Convert every line of the rows below into a JSON list of strings, one string per line, skipping blank lines and leaving out the pictures.

╔══

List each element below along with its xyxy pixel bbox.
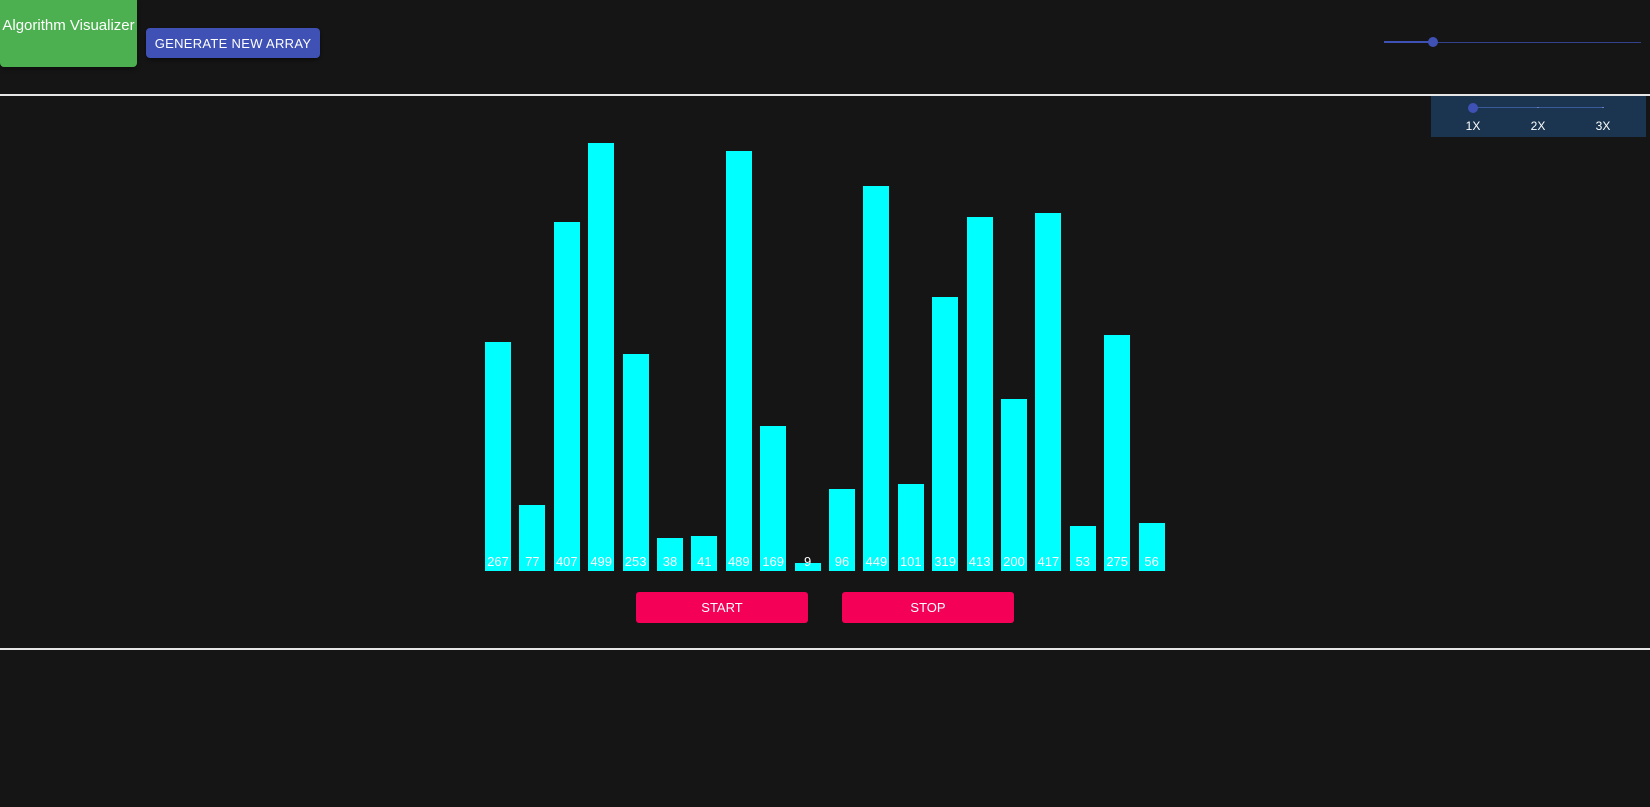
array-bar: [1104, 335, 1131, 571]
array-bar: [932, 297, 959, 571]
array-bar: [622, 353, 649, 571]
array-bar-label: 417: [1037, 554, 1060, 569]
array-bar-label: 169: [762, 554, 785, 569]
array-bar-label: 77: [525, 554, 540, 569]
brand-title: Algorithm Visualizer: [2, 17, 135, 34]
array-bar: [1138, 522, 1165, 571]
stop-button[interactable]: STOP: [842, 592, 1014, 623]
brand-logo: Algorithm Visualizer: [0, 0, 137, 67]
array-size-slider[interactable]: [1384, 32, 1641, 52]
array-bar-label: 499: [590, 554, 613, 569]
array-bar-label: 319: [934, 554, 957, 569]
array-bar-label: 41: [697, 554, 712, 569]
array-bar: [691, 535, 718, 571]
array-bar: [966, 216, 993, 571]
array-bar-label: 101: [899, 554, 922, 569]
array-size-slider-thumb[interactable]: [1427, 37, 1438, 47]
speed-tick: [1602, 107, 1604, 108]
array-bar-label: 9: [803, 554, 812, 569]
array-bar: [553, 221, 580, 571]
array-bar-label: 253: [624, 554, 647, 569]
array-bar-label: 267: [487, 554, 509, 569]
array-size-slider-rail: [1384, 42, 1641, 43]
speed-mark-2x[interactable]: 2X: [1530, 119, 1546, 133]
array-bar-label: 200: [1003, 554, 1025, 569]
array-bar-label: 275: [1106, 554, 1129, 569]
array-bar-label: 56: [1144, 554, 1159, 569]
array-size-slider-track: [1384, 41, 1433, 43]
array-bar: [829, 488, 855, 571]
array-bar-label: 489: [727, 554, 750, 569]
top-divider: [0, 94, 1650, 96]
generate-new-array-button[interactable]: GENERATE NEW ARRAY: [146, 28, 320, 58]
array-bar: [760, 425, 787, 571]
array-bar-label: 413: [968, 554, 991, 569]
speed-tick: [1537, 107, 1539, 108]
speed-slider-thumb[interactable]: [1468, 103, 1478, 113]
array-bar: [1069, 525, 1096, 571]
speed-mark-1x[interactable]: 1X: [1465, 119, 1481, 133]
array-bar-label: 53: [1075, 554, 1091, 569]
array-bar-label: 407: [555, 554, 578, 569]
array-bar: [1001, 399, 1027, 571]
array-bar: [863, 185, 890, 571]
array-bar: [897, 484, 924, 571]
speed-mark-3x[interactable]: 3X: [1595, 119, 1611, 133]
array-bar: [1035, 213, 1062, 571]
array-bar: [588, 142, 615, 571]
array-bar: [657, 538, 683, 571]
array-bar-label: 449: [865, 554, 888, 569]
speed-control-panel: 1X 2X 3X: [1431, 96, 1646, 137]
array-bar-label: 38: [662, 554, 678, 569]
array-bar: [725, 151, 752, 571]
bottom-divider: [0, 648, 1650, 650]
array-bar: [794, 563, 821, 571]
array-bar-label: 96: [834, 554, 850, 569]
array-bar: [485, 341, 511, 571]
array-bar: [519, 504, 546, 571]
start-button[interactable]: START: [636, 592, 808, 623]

╚══

> _SOLUTION FOR THIS EXERCISE_
[
  "List each element below along with its xyxy pixel bbox.",
  "array-bar: [1104, 335, 1131, 571]",
  "array-bar: [932, 297, 959, 571]",
  "array-bar: [622, 353, 649, 571]",
  "array-bar-label: 417: [1037, 554, 1060, 569]",
  "array-bar-label: 169: [762, 554, 785, 569]",
  "array-bar-label: 77: [525, 554, 540, 569]",
  "brand-title: Algorithm Visualizer: [2, 17, 135, 34]",
  "array-bar: [1138, 522, 1165, 571]",
  "stop-button[interactable]: STOP: [842, 592, 1014, 623]",
  "brand-logo: Algorithm Visualizer: [0, 0, 137, 67]",
  "array-size-slider[interactable]: [1384, 32, 1641, 52]",
  "array-bar-label: 499: [590, 554, 613, 569]",
  "array-bar-label: 319: [934, 554, 957, 569]",
  "array-bar-label: 41: [697, 554, 712, 569]",
  "array-bar: [691, 535, 718, 571]",
  "array-bar: [966, 216, 993, 571]",
  "array-bar-label: 101: [899, 554, 922, 569]",
  "array-size-slider-thumb[interactable]: [1427, 37, 1438, 47]",
  "speed-tick: [1602, 107, 1604, 108]",
  "array-bar-label: 9: [803, 554, 812, 569]",
  "array-bar: [553, 221, 580, 571]",
  "array-bar-label: 253: [624, 554, 647, 569]",
  "array-bar-label: 267: [487, 554, 509, 569]",
  "array-size-slider-rail: [1384, 42, 1641, 43]",
  "speed-mark-2x[interactable]: 2X: [1530, 119, 1546, 133]",
  "array-bar-label: 200: [1003, 554, 1025, 569]",
  "array-bar-label: 275: [1106, 554, 1129, 569]",
  "array-bar-label: 56: [1144, 554, 1159, 569]",
  "array-size-slider-track: [1384, 41, 1433, 43]",
  "array-bar: [829, 488, 855, 571]",
  "array-bar-label: 489: [727, 554, 750, 569]",
  "top-divider: [0, 94, 1650, 96]",
  "generate-new-array-button[interactable]: GENERATE NEW ARRAY: [146, 28, 320, 58]",
  "array-bar: [760, 425, 787, 571]",
  "array-bar-label: 413: [968, 554, 991, 569]",
  "speed-tick: [1537, 107, 1539, 108]",
  "speed-slider-thumb[interactable]: [1468, 103, 1478, 113]",
  "array-bar: [1069, 525, 1096, 571]",
  "speed-mark-1x[interactable]: 1X: [1465, 119, 1481, 133]",
  "array-bar-label: 53: [1075, 554, 1091, 569]",
  "array-bar-label: 407: [555, 554, 578, 569]",
  "array-bar: [1001, 399, 1027, 571]",
  "array-bar: [863, 185, 890, 571]",
  "array-bar: [897, 484, 924, 571]",
  "speed-mark-3x[interactable]: 3X: [1595, 119, 1611, 133]",
  "array-bar: [1035, 213, 1062, 571]",
  "array-bar: [588, 142, 615, 571]",
  "array-bar: [657, 538, 683, 571]",
  "array-bar-label: 449: [865, 554, 888, 569]",
  "speed-control-panel: 1X 2X 3X: [1431, 96, 1646, 137]",
  "array-bar-label: 38: [662, 554, 678, 569]",
  "array-bar: [725, 151, 752, 571]",
  "bottom-divider: [0, 648, 1650, 650]",
  "array-bar: [794, 563, 821, 571]",
  "array-bar-label: 96: [834, 554, 850, 569]",
  "array-bar: [485, 341, 511, 571]",
  "array-bar: [519, 504, 546, 571]",
  "start-button[interactable]: START: [636, 592, 808, 623]"
]